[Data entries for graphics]
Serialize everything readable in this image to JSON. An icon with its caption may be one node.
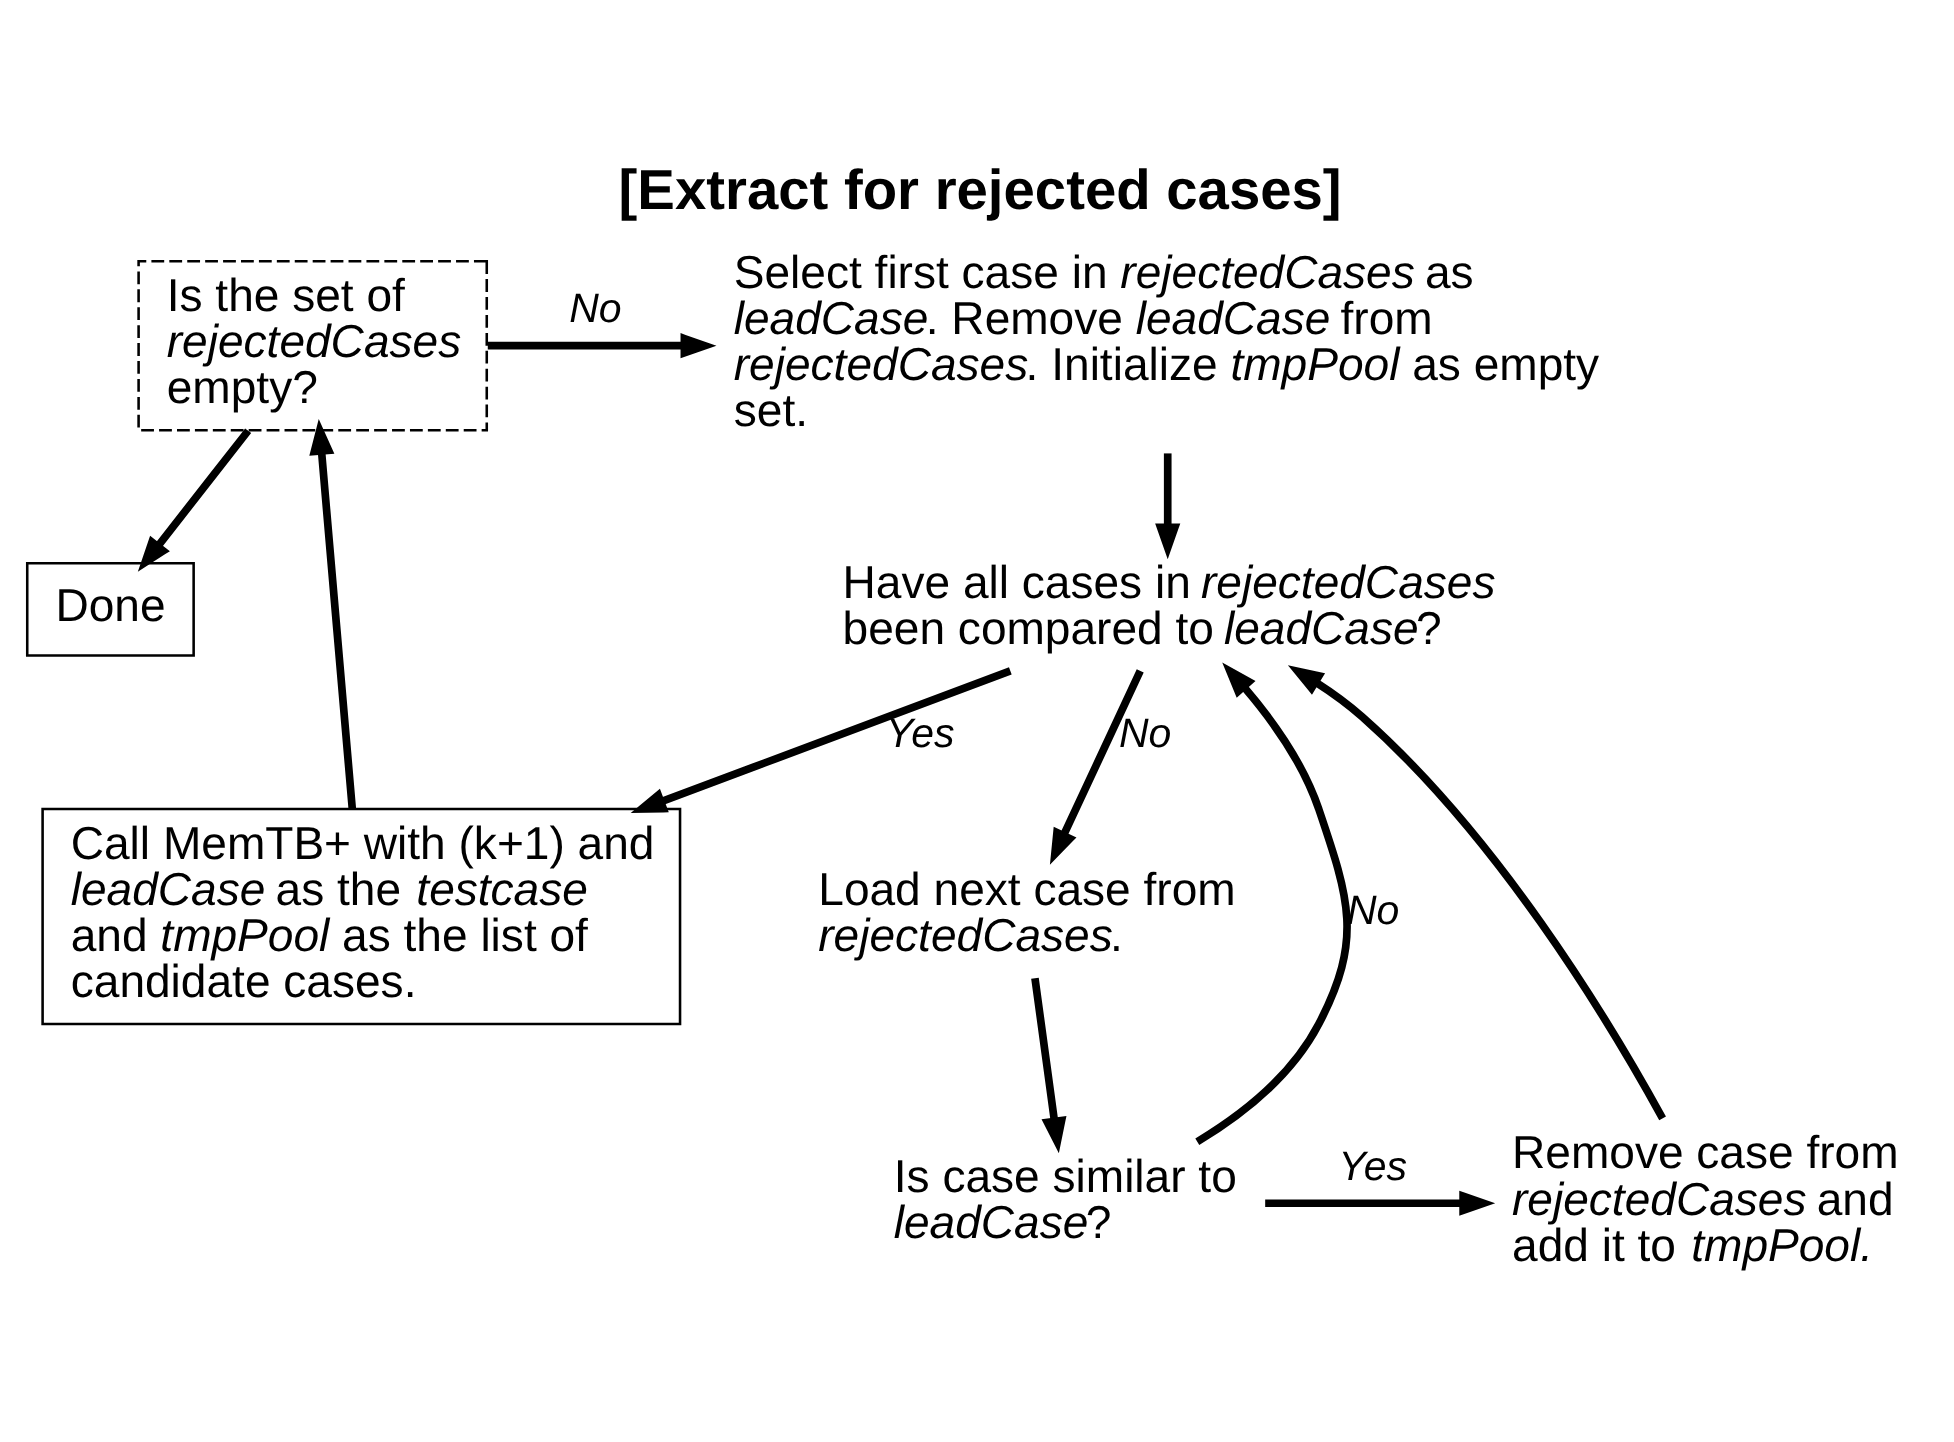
{
  "diagram": {
    "title": "[Extract for rejected cases]",
    "nodes": [
      {
        "text": [
          "Is the set of *rejectedCases* empty?"
        ]
      },
      {
        "text": [
          "Select first case in *rejectedCases* as *leadCase*. Remove *leadCase* from *rejectedCases*. Initialize *tmpPool* as empty set."
        ]
      },
      {
        "text": [
          "Done"
        ]
      },
      {
        "text": [
          "Have all cases in *rejectedCases* been compared to *leadCase*?"
        ]
      },
      {
        "text": [
          "Call MemTB+ with (k+1) and *leadCase* as the *testcase* and *tmpPool* as the list of candidate cases."
        ]
      },
      {
        "text": [
          "Load next case from *rejectedCases*."
        ]
      },
      {
        "text": [
          "Is case similar to *leadCase*?"
        ]
      },
      {
        "text": [
          "Remove case from *rejectedCases* and add it to *tmpPool.*"
        ]
      }
    ],
    "edges": [
      {
        "from": 0,
        "to": 1,
        "arrow": "to",
        "label": "No"
      },
      {
        "from": 0,
        "to": 2,
        "arrow": "to"
      },
      {
        "from": 1,
        "to": 3,
        "arrow": "to"
      },
      {
        "from": 3,
        "to": 4,
        "arrow": "to",
        "label": "Yes"
      },
      {
        "from": 3,
        "to": 5,
        "arrow": "to",
        "label": "No"
      },
      {
        "from": 4,
        "to": 0,
        "arrow": "to"
      },
      {
        "from": 5,
        "to": 6,
        "arrow": "to"
      },
      {
        "from": 6,
        "to": 3,
        "arrow": "to",
        "label": "No"
      },
      {
        "from": 6,
        "to": 7,
        "arrow": "to",
        "label": "Yes"
      },
      {
        "from": 7,
        "to": 3,
        "arrow": "to"
      }
    ]
  }
}
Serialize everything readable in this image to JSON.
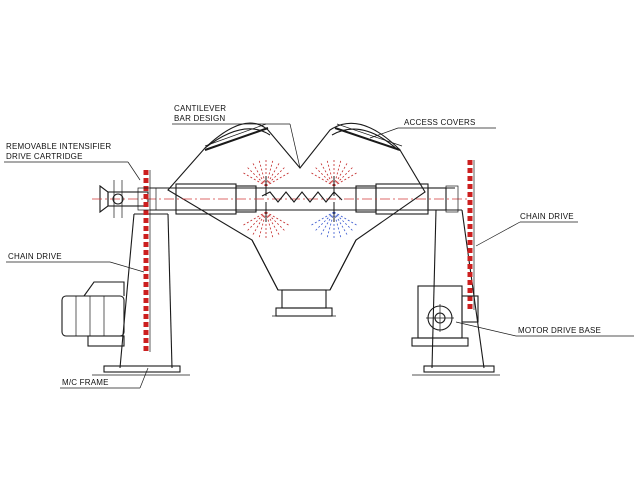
{
  "labels": {
    "cantilever_line1": "CANTILEVER",
    "cantilever_line2": "BAR DESIGN",
    "access_covers": "ACCESS COVERS",
    "intensifier_line1": "REMOVABLE INTENSIFIER",
    "intensifier_line2": "DRIVE CARTRIDGE",
    "chain_drive_left": "CHAIN DRIVE",
    "chain_drive_right": "CHAIN DRIVE",
    "motor_drive_base": "MOTOR DRIVE BASE",
    "mc_frame": "M/C FRAME"
  },
  "colors": {
    "line": "#1a1a1a",
    "chain": "#cc1f1f",
    "center_line": "#d23a3a",
    "spray": "#c42a2a",
    "spray_blue": "#3a5ad0"
  }
}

**What you need to do:** Copy the material above in full and exactly, skipping pictures.

**Exercise result:**
Serialize everything readable in this image to JSON. An icon with its caption may be one node.
{
  "diagram": {
    "title": "[Extract for rejected cases]",
    "nodes": [
      {
        "text": [
          "Is the set of *rejectedCases* empty?"
        ]
      },
      {
        "text": [
          "Select first case in *rejectedCases* as *leadCase*. Remove *leadCase* from *rejectedCases*. Initialize *tmpPool* as empty set."
        ]
      },
      {
        "text": [
          "Done"
        ]
      },
      {
        "text": [
          "Have all cases in *rejectedCases* been compared to *leadCase*?"
        ]
      },
      {
        "text": [
          "Call MemTB+ with (k+1) and *leadCase* as the *testcase* and *tmpPool* as the list of candidate cases."
        ]
      },
      {
        "text": [
          "Load next case from *rejectedCases*."
        ]
      },
      {
        "text": [
          "Is case similar to *leadCase*?"
        ]
      },
      {
        "text": [
          "Remove case from *rejectedCases* and add it to *tmpPool.*"
        ]
      }
    ],
    "edges": [
      {
        "from": 0,
        "to": 1,
        "arrow": "to",
        "label": "No"
      },
      {
        "from": 0,
        "to": 2,
        "arrow": "to"
      },
      {
        "from": 1,
        "to": 3,
        "arrow": "to"
      },
      {
        "from": 3,
        "to": 4,
        "arrow": "to",
        "label": "Yes"
      },
      {
        "from": 3,
        "to": 5,
        "arrow": "to",
        "label": "No"
      },
      {
        "from": 4,
        "to": 0,
        "arrow": "to"
      },
      {
        "from": 5,
        "to": 6,
        "arrow": "to"
      },
      {
        "from": 6,
        "to": 3,
        "arrow": "to",
        "label": "No"
      },
      {
        "from": 6,
        "to": 7,
        "arrow": "to",
        "label": "Yes"
      },
      {
        "from": 7,
        "to": 3,
        "arrow": "to"
      }
    ]
  }
}
Serialize everything readable in this image to JSON.
{
  "labels": {
    "cantilever_line1": "CANTILEVER",
    "cantilever_line2": "BAR DESIGN",
    "access_covers": "ACCESS COVERS",
    "intensifier_line1": "REMOVABLE INTENSIFIER",
    "intensifier_line2": "DRIVE CARTRIDGE",
    "chain_drive_left": "CHAIN DRIVE",
    "chain_drive_right": "CHAIN DRIVE",
    "motor_drive_base": "MOTOR DRIVE BASE",
    "mc_frame": "M/C FRAME"
  },
  "colors": {
    "line": "#1a1a1a",
    "chain": "#cc1f1f",
    "center_line": "#d23a3a",
    "spray": "#c42a2a",
    "spray_blue": "#3a5ad0"
  }
}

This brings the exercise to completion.